● **BRIEF 1**
In the interview excerpt, what kind of bonds does the answering speaker call the most genuine, useful, profound, and sincere?
● **BRIEF 2**
Retype the interview excerpt starting at the words "You have said" and stopping after the words "to survive, then?".

You have said that cinema is the only art that is able to truly show the solitude of the characters: female characters, in your case. Exposing all their vulnerability, more often than not. And film does this, not by means of a psychological analysis, but through the exhibition of human bodies, and the way they conform to or else rebel to the discipline imposed by the patriarchal society or the male gaze. In all your films, a state bordering on a real union with another – either an individual other or a collective one – is achieved, yet it never lasts. Does a person need to go it alone to survive, then?
Yes, that is the way I see it. I never would have said so in my early days, but I do think it refers more to life experiences than to cinema; I believe we are always responsible for our own lives, and as such the connection with solitude is inevitable. Being responsible means examining one’s soul, challenging oneself, carrying on an ongoing dialogue with oneself, and with that solitude as a point of departure, setting a goal with and for others. I also feel that everything we hear about living as a couple as the better option, forming small, closed units, is all very reassuring, true, but the fact is it runs counter to the idea of community. In my view, it’s the collectives that afford the most genuine, useful, profound, and even more sincere bonds, compared with those formed in a romance or within families. Which is why characters end up on their own in my films. Solitude or abandonment have nothing to do with it. I always wonder, what exactly is this union that they always sell us as the only true path to growth and happiness? In my films, the ending isn’t even about happiness or unhappiness; what really interests me is pinpointing a process of development that leads to a transformation. Which brings us back to the crucial idea of individual responsibility, which plays such an important role in personal transformation. If you look around, it’s not hard to see that behind a process that gets blocked is often a person’s refusal to transform themselves or acknowledge their own mistakes, or the person is afraid of even having the desire to change.

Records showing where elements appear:
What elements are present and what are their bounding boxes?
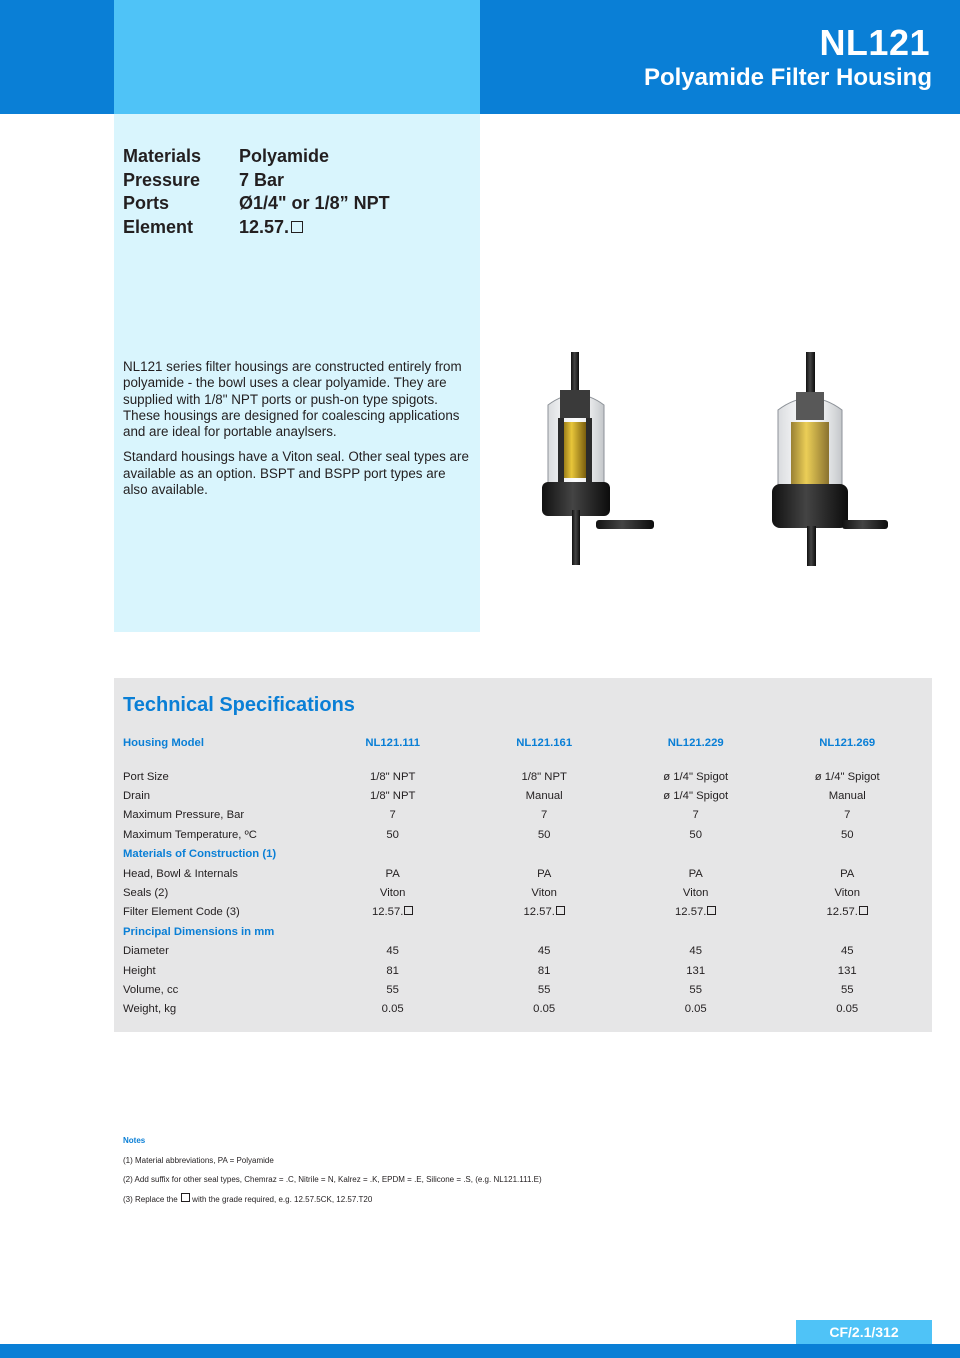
table-row [123, 883, 923, 902]
table-row [123, 980, 923, 999]
note-3-start: (3) Replace the [123, 1194, 178, 1204]
grade-box-icon [859, 906, 868, 915]
cell: 1/8" NPT [369, 770, 416, 783]
table-header-row [123, 733, 923, 753]
cell: 131 [686, 964, 706, 977]
cell [620, 903, 772, 922]
cell: Manual [828, 790, 866, 803]
table-row [123, 864, 923, 883]
key-spec-materials [123, 146, 390, 170]
cell: 0.05 [836, 1003, 859, 1016]
element-code: 12.57. [826, 906, 858, 919]
key-specs [123, 146, 390, 240]
table-row [123, 786, 923, 805]
row-label: Filter Element Code (3) [123, 906, 240, 919]
table-row [123, 903, 923, 922]
key-spec-value: 7 Bar [239, 169, 285, 190]
cell: ø 1/4" Spigot [663, 790, 729, 803]
grade-box-icon [404, 906, 413, 915]
cell [468, 903, 620, 922]
description-paragraph: NL121 series filter housings are constructed entirely from polyamide - the bowl uses a clear polyamide. They are supplied with 1/8" NPT ports or push-on type spigots. These housings are designed for coalescing applications and are ideal for portable anaylsers. [123, 359, 462, 440]
key-spec-label: Element [123, 216, 194, 237]
section-row [123, 922, 923, 941]
element-code: 12.57. [674, 906, 707, 919]
cell: Viton [531, 887, 557, 900]
model-header: NL121.269 [819, 737, 876, 749]
table-row [123, 806, 923, 825]
key-spec-ports [123, 193, 390, 217]
cell: PA [840, 867, 855, 880]
cell: PA [688, 867, 703, 880]
key-spec-value: Ø1/4" or 1/8” NPT [239, 193, 390, 213]
row-label: Port Size [123, 770, 169, 783]
cell: 7 [844, 809, 851, 822]
document-code: CF/2.1/312 [796, 1320, 932, 1344]
cell: 131 [837, 964, 857, 977]
cell [771, 903, 923, 922]
cell: Viton [834, 887, 860, 900]
row-label: Volume, cc [123, 983, 179, 996]
notes-title: Notes [123, 1136, 146, 1145]
row-label: Height [123, 964, 156, 977]
table-row [123, 825, 923, 844]
cell: Manual [525, 790, 563, 803]
note-3-end: with the grade required, e.g. 12.57.5CK, 12.57.T20 [192, 1194, 373, 1204]
cell: ø 1/4" Spigot [814, 770, 880, 783]
grade-box-icon [181, 1193, 190, 1202]
cell: 50 [689, 828, 702, 841]
cell: 45 [386, 945, 399, 958]
cell: PA [385, 867, 400, 880]
cell: 55 [386, 983, 399, 996]
row-label: Head, Bowl & Internals [123, 867, 238, 880]
table-row [123, 767, 923, 786]
table-row [123, 1000, 923, 1019]
key-spec-label: Pressure [123, 169, 201, 190]
cell: 81 [537, 964, 551, 977]
cell: 0.05 [533, 1003, 556, 1016]
description [123, 359, 473, 507]
closed-housing-view [772, 352, 888, 566]
cell: 55 [689, 983, 702, 996]
spec-table [123, 733, 923, 1019]
element-code: 12.57. [371, 906, 404, 919]
cell: 45 [537, 945, 551, 958]
key-spec-element [123, 217, 390, 241]
product-subtitle: Polyamide Filter Housing [643, 64, 932, 91]
cutaway-housing-view [542, 352, 654, 565]
row-label: Seals (2) [123, 887, 169, 900]
cell: Viton [682, 887, 709, 900]
cell: Viton [379, 887, 406, 900]
cell [317, 903, 469, 922]
notes [123, 1131, 542, 1209]
cell: 7 [541, 809, 548, 822]
cell: PA [537, 867, 552, 880]
product-image [510, 340, 910, 575]
cell: 7 [389, 809, 396, 822]
description-paragraph: Standard housings have a Viton seal. Other seal types are available as an option. BSPT and BSPP port types are also available. [123, 449, 469, 498]
key-spec-value: Polyamide [239, 146, 330, 166]
cell: ø 1/4" Spigot [663, 770, 729, 783]
cell: 55 [537, 983, 551, 996]
grade-box-icon [291, 221, 303, 233]
cell: 50 [386, 828, 399, 841]
row-label: Diameter [123, 945, 169, 958]
note-2: (2) Add suffix for other seal types, Chemraz = .C, Nitrile = N, Kalrez = .K, EPDM = .E, Silicone = .S, (e.g. NL121.111.E) [123, 1175, 542, 1184]
model-header: NL121.161 [516, 737, 573, 749]
row-label: Drain [123, 790, 150, 803]
key-spec-label: Materials [123, 146, 202, 166]
footer-bar [0, 1344, 960, 1358]
cell: 45 [840, 945, 854, 958]
cell: 55 [840, 983, 854, 996]
key-spec-value [239, 217, 303, 241]
cell: 0.05 [381, 1003, 404, 1016]
model-header: NL121.111 [365, 737, 420, 749]
table-row [123, 942, 923, 961]
cell: 7 [692, 809, 699, 822]
cell: 50 [537, 828, 551, 841]
cell: 0.05 [684, 1003, 707, 1016]
cell: 45 [689, 945, 702, 958]
section-label: Materials of Construction (1) [123, 848, 277, 861]
header-light-block [114, 0, 480, 114]
product-code: NL121 [819, 22, 930, 63]
row-label: Maximum Pressure, Bar [123, 809, 245, 822]
row-label: Maximum Temperature, ºC [123, 828, 257, 841]
key-spec-pressure [123, 170, 390, 194]
spec-title: Technical Specifications [123, 694, 355, 716]
grade-box-icon [556, 906, 565, 915]
table-row [123, 961, 923, 980]
model-header: NL121.229 [667, 737, 724, 749]
cell: 1/8" NPT [369, 790, 416, 803]
cell: 50 [840, 828, 854, 841]
key-spec-label: Ports [123, 193, 170, 213]
section-label: Principal Dimensions in mm [123, 925, 275, 938]
row-label: Weight, kg [123, 1003, 177, 1016]
grade-box-icon [707, 906, 716, 915]
header-label: Housing Model [123, 737, 204, 749]
note-3 [123, 1190, 542, 1210]
cell: 1/8" NPT [521, 770, 567, 783]
note-1: (1) Material abbreviations, PA = Polyamide [123, 1155, 274, 1165]
spacer-row [123, 753, 923, 767]
cell: 81 [386, 964, 399, 977]
section-row [123, 845, 923, 864]
element-code: 12.57. [523, 906, 555, 919]
element-code: 12.57. [239, 216, 290, 237]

● **EXERCISE RESPONSE 1**
The bonds afforded by collectives.

● **EXERCISE RESPONSE 2**
You have said that cinema is the only art that is able to truly show the solitude of the characters: female characters, in your case. Exposing all their vulnerability, more often than not. And film does this, not by means of a psychological analysis, but through the exhibition of human bodies, and the way they conform to or else rebel to the discipline imposed by the patriarchal society or the male gaze. In all your films, a state bordering on a real union with another – either an individual other or a collective one – is achieved, yet it never lasts. Does a person need to go it alone to survive, then?